WHAT NEEDS TO BE DONE: Take each line that has the word "Mods" and return it.

· · ·

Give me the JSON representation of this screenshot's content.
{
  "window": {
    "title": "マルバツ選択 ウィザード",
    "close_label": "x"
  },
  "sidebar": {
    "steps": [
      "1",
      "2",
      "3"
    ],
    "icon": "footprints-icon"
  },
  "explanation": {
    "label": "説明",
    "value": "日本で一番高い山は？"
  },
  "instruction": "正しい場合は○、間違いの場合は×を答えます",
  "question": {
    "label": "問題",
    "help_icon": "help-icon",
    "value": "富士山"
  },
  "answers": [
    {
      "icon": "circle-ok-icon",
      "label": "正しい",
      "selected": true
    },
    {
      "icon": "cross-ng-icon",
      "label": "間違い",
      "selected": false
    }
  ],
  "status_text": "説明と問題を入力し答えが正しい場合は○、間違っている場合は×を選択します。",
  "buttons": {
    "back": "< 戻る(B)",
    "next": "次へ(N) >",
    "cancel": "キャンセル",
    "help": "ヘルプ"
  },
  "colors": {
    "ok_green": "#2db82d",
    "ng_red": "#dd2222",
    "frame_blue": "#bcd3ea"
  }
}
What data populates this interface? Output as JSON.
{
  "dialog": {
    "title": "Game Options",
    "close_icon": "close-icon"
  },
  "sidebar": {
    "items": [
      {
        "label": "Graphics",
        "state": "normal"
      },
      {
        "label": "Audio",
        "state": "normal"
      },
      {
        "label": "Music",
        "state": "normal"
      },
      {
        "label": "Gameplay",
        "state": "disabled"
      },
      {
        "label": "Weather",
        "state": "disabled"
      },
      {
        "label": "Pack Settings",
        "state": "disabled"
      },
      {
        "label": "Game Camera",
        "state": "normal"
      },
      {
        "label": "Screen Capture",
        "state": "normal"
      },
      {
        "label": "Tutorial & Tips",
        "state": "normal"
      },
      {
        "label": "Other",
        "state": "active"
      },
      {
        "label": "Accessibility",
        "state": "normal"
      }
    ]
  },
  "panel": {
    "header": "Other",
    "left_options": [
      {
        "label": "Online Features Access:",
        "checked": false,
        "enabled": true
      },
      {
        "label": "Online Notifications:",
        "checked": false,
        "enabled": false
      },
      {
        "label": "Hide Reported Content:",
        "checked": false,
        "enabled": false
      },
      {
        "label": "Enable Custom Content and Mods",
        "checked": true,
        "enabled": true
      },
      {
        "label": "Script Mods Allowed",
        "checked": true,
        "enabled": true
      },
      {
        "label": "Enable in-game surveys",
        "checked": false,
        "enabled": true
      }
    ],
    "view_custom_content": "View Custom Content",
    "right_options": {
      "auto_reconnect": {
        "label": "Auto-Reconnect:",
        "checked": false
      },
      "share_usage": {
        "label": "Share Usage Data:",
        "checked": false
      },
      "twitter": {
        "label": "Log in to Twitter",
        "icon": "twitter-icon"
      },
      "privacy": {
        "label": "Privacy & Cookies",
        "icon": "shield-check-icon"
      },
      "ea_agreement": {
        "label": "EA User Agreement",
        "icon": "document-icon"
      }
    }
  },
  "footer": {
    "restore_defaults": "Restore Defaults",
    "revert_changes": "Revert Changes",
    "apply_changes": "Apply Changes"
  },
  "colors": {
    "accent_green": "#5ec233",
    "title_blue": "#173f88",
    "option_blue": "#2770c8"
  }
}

· · ·

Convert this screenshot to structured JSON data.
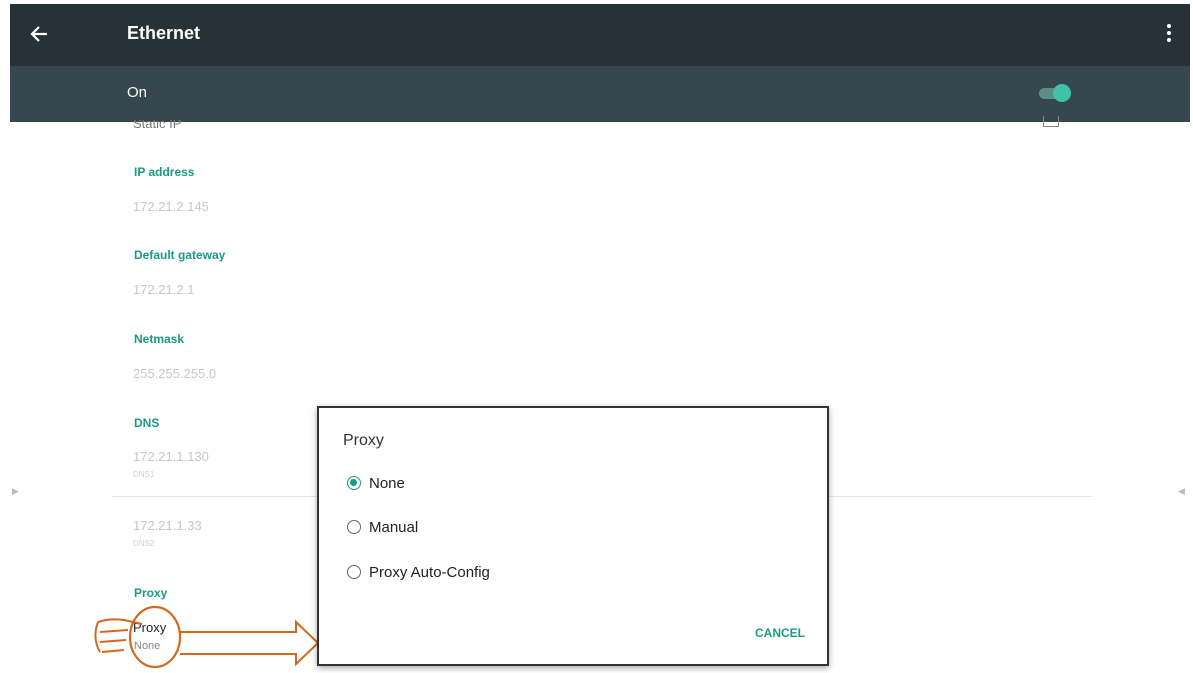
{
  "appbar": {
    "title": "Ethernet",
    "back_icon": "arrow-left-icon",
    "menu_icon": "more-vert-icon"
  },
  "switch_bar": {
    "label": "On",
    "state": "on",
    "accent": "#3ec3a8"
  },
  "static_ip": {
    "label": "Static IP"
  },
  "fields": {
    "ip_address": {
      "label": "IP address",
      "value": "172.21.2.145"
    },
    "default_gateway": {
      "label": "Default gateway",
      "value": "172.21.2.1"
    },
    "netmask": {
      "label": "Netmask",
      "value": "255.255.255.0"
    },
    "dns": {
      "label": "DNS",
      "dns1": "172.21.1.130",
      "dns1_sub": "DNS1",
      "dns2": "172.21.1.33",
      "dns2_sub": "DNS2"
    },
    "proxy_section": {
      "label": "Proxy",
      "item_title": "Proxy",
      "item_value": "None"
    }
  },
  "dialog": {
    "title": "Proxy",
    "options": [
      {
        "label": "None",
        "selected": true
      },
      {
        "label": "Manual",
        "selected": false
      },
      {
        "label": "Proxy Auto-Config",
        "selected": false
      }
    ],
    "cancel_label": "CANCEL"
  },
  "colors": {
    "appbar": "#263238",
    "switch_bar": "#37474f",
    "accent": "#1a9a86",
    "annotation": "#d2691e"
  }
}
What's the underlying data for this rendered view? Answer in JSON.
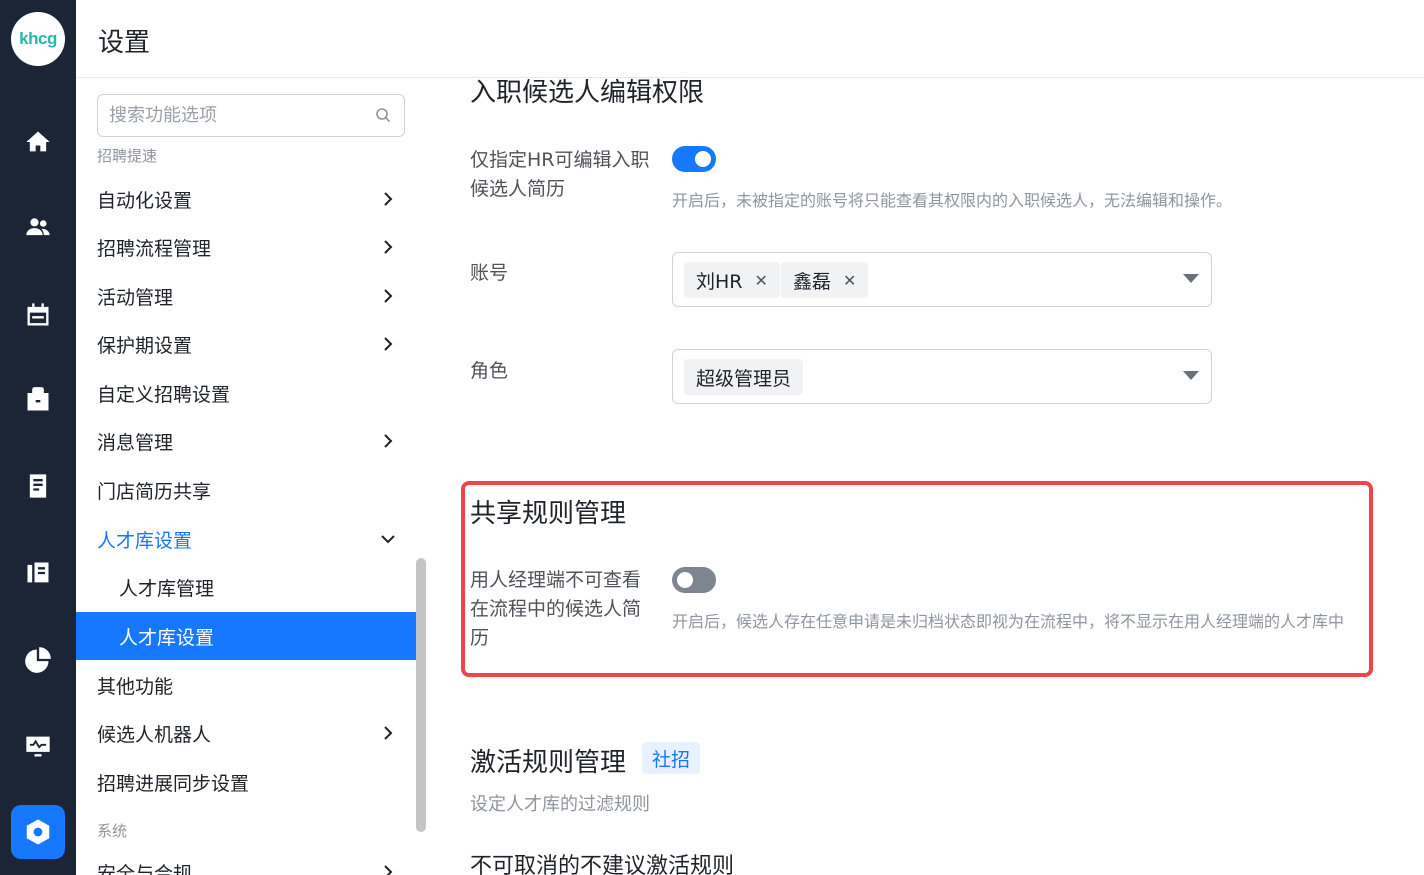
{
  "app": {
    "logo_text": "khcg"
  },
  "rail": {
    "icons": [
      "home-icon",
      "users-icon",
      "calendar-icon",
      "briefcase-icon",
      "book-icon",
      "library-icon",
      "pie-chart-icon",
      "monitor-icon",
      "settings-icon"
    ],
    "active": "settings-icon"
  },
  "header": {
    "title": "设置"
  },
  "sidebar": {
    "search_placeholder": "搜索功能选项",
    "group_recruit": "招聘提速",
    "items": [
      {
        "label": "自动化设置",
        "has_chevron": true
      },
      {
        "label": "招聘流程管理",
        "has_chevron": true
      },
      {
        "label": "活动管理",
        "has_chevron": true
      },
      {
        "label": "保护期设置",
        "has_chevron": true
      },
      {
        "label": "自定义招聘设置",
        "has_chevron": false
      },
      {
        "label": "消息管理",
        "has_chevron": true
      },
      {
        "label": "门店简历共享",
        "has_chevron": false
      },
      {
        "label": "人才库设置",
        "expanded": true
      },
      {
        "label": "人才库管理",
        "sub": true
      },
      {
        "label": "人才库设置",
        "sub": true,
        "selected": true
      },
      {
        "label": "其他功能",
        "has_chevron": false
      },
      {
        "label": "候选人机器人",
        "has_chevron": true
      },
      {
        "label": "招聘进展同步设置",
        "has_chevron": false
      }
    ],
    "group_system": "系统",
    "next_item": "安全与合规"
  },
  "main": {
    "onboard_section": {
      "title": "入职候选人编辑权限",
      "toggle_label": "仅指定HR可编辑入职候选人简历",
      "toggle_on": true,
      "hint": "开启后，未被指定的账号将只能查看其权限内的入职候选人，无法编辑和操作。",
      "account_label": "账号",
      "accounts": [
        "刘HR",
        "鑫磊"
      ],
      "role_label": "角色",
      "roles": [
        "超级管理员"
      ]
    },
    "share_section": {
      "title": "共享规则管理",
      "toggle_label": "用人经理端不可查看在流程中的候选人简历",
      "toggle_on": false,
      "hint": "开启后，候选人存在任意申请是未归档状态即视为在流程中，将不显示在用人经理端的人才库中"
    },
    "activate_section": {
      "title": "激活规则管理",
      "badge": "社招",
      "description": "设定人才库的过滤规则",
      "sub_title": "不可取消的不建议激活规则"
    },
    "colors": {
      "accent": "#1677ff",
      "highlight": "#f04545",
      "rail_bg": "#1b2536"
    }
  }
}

· · ·

OUTPUT FOR THIS TASK:
        "label": "Enable Custom Content and Mods",
        "label": "Script Mods Allowed",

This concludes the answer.